> [What you are asked to do]: Go through the entries one line at a time, and gather every line that has the word "data".

Figure content listings
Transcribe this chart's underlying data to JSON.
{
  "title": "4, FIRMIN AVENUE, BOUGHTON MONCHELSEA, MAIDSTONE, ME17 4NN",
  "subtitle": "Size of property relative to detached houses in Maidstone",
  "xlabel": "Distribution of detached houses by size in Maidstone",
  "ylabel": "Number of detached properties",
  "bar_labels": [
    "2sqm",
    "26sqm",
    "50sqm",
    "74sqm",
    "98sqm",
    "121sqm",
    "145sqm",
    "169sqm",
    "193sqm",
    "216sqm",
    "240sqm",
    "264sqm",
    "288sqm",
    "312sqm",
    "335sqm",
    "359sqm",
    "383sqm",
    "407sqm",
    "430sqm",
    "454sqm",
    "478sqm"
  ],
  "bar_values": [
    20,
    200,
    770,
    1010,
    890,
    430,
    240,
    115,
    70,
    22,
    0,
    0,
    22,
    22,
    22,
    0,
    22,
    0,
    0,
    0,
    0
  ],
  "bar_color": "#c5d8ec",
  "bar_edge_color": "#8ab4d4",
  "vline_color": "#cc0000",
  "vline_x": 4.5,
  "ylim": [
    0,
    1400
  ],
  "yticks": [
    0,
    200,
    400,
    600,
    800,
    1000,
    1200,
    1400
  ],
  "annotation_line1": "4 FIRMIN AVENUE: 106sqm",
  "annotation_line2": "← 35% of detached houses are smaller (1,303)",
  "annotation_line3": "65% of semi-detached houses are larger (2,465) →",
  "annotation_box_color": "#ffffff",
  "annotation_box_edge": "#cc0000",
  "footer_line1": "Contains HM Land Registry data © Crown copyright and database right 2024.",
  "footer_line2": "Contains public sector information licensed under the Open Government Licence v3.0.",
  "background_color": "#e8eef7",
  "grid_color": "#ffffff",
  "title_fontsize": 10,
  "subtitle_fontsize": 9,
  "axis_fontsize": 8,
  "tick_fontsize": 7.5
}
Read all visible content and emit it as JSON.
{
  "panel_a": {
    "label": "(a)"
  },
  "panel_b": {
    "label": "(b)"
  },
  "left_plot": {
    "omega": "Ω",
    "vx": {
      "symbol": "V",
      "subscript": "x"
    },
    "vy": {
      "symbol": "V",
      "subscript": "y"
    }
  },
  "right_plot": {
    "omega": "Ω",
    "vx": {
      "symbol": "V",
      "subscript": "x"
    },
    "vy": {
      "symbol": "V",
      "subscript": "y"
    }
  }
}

> [Exercise response]:
Transcribe this chart's underlying data to JSON.
  "footer_line1": "Contains HM Land Registry data © Crown copyright and database right 2024.",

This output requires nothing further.